>> BEGIN

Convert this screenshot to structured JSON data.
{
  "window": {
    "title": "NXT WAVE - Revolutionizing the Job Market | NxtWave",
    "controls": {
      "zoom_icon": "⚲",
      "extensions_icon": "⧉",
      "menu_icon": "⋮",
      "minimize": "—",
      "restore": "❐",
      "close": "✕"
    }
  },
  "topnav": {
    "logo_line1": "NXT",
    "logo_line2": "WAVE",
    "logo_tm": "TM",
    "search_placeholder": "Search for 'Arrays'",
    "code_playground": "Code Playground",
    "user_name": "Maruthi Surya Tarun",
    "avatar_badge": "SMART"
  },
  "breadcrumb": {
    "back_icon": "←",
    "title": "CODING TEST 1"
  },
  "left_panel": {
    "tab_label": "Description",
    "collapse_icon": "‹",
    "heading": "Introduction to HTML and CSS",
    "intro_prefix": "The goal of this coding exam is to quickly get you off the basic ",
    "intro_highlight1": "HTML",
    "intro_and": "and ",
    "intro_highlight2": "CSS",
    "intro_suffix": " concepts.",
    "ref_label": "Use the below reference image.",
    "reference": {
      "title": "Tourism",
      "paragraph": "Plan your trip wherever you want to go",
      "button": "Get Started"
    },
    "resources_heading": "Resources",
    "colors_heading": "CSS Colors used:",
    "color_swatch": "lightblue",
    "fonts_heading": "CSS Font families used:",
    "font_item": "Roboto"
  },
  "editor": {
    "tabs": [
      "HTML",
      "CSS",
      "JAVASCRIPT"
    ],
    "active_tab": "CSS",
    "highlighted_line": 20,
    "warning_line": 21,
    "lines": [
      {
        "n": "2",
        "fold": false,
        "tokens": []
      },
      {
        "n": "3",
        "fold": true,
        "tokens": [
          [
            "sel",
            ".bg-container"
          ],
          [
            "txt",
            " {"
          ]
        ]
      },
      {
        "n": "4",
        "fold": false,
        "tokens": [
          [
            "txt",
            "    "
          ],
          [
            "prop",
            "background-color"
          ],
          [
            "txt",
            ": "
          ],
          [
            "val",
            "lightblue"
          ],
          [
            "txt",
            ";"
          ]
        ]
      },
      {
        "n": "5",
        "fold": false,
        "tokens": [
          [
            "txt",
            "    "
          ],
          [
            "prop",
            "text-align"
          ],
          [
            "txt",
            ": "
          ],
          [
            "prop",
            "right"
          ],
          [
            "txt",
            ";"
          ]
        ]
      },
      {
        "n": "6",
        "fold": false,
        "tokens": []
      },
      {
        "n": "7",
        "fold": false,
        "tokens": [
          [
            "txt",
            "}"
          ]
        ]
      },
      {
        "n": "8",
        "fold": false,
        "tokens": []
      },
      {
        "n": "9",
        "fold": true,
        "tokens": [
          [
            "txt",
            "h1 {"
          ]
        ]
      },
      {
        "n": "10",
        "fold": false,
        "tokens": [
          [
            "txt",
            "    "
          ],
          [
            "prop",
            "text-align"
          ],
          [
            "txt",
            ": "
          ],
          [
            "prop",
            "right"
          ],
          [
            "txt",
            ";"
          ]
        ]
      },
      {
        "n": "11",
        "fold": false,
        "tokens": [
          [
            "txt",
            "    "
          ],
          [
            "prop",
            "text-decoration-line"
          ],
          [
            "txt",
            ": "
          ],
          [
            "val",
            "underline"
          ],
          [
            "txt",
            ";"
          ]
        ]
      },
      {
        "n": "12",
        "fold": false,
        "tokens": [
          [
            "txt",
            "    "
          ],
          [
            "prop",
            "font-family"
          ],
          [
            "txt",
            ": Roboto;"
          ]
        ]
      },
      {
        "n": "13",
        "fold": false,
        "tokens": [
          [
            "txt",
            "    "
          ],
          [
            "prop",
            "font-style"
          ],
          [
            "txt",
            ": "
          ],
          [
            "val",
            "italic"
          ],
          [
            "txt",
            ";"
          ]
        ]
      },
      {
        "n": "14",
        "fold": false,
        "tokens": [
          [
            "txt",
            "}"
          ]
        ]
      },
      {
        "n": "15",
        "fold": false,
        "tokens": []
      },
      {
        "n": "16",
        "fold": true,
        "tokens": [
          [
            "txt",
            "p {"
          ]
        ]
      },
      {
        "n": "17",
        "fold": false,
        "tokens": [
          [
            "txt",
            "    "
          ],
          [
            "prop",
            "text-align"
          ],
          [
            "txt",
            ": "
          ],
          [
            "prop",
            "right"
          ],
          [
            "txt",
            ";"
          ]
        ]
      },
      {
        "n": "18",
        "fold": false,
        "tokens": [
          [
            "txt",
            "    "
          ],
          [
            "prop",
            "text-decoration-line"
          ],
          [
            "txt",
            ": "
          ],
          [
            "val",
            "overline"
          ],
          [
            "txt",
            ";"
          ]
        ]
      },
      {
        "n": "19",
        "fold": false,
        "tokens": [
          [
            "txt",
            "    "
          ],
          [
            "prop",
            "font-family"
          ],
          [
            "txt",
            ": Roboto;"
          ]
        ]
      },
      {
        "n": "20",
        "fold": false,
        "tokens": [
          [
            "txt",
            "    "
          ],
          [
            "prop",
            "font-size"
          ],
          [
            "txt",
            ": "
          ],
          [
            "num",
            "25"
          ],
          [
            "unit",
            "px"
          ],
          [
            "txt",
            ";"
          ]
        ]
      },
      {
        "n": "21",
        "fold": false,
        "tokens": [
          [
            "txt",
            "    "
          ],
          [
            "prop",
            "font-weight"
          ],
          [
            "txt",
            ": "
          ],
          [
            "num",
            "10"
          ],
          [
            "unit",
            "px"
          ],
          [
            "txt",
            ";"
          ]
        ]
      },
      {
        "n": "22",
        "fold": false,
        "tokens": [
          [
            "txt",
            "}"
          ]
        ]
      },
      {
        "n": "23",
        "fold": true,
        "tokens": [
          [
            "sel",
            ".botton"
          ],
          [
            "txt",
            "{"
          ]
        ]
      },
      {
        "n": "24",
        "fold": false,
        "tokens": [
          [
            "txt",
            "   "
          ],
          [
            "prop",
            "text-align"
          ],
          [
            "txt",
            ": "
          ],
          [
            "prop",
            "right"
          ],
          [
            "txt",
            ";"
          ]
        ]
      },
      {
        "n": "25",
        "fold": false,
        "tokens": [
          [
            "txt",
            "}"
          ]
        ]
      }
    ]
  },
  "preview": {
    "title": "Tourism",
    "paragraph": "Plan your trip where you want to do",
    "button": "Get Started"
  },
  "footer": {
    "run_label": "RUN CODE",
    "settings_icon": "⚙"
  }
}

>> END

-- What the exercise asks --
Take every line from the data that contains the word "your".

-- Answer to the task --
      "paragraph": "Plan your trip wherever you want to go",
    "paragraph": "Plan your trip where you want to do",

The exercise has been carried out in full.